___ GIVEN DATA

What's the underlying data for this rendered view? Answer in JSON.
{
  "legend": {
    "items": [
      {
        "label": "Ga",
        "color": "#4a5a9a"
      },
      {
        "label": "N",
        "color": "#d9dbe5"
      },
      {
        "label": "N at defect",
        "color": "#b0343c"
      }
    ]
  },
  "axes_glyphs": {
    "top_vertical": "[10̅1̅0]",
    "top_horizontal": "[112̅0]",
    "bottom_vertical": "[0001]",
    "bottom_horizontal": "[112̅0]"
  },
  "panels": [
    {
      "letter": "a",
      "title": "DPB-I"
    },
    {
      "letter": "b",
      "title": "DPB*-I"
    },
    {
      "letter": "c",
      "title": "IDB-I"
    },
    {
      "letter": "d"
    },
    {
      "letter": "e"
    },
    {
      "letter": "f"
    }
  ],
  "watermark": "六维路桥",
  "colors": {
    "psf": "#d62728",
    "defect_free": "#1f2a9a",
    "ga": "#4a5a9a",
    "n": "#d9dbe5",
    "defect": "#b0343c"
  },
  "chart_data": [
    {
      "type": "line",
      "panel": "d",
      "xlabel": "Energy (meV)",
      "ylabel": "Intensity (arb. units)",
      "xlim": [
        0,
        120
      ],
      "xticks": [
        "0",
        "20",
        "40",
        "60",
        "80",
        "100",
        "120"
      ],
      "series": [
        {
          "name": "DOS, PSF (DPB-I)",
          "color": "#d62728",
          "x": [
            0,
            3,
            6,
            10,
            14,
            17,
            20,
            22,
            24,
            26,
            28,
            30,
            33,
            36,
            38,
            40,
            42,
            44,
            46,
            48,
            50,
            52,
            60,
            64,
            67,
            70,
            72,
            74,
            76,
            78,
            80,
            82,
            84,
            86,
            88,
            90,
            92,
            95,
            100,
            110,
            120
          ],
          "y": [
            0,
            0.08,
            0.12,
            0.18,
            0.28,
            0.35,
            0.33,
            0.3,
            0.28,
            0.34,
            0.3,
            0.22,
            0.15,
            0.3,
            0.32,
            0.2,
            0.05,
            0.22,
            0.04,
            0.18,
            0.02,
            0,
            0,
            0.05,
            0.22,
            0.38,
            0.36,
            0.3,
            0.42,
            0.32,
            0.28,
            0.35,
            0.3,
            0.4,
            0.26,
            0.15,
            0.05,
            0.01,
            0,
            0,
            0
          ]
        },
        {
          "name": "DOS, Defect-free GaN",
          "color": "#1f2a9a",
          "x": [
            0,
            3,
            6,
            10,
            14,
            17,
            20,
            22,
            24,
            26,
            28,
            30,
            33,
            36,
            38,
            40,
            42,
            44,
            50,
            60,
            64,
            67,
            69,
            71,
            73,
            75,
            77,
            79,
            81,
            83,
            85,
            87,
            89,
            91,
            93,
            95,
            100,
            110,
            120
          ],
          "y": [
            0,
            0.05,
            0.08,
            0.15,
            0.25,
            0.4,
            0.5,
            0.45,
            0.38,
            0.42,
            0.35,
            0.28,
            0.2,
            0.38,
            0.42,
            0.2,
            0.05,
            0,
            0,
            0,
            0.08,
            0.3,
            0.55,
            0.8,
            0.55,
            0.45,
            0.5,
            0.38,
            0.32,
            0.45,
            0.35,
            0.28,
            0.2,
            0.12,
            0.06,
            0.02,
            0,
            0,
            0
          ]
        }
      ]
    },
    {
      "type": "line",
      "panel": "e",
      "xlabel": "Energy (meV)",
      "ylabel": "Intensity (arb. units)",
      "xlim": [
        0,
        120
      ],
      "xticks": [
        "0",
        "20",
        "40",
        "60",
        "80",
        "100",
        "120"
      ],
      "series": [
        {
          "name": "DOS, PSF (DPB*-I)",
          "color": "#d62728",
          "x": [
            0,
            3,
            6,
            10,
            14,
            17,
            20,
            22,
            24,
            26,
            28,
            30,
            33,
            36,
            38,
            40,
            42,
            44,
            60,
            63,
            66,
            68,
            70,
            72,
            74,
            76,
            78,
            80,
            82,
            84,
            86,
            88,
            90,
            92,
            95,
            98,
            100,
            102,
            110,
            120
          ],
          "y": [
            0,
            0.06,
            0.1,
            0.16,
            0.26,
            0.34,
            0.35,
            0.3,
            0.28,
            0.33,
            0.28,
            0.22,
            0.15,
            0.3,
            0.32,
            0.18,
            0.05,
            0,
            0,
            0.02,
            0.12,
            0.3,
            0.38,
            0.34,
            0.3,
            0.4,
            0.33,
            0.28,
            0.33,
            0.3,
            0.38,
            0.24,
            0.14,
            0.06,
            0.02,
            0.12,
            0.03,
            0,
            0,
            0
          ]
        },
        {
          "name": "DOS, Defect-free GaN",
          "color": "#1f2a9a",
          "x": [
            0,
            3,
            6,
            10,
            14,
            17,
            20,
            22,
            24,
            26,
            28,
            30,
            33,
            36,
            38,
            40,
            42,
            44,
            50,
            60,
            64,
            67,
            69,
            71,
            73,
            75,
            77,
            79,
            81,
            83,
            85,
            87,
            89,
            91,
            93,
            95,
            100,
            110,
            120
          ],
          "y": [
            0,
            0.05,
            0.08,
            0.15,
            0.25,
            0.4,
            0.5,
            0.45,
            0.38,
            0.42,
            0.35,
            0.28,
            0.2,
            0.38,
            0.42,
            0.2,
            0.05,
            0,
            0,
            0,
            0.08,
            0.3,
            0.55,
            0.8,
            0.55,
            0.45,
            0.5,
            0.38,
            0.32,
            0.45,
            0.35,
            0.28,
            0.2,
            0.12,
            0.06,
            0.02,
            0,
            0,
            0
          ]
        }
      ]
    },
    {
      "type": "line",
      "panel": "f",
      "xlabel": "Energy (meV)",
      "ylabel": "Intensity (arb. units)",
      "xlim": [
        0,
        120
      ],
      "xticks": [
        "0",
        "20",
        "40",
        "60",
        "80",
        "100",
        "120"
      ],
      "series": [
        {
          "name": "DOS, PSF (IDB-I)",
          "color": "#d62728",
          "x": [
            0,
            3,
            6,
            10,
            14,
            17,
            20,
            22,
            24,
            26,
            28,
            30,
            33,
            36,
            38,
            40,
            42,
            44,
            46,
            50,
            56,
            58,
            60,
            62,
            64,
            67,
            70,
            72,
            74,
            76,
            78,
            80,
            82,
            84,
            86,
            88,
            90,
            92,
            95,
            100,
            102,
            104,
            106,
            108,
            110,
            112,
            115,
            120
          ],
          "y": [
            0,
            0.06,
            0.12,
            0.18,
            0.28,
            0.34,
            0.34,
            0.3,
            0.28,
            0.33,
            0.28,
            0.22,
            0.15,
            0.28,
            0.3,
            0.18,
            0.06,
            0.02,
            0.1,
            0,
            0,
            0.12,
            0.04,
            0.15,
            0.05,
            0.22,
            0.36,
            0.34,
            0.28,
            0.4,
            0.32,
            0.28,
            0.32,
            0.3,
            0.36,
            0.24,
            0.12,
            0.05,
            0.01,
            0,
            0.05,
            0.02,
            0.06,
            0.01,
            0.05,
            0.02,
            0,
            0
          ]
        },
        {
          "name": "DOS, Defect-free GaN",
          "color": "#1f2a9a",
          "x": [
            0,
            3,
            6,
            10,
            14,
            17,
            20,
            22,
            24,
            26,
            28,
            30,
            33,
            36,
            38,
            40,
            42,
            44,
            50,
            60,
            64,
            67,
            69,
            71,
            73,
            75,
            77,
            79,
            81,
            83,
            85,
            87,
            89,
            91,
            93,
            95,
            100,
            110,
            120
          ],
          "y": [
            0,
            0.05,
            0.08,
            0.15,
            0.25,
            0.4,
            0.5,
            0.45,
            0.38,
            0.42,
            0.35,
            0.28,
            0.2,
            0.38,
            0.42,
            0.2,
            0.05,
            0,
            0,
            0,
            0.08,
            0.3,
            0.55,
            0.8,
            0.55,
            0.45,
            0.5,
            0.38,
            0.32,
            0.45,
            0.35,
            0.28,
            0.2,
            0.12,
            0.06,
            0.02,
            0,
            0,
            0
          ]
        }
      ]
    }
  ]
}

______

» **PROMPT**
Report the number of lines in the listing above that include the word "letter", and nothing else.

» **WRITTEN SOLUTION**
6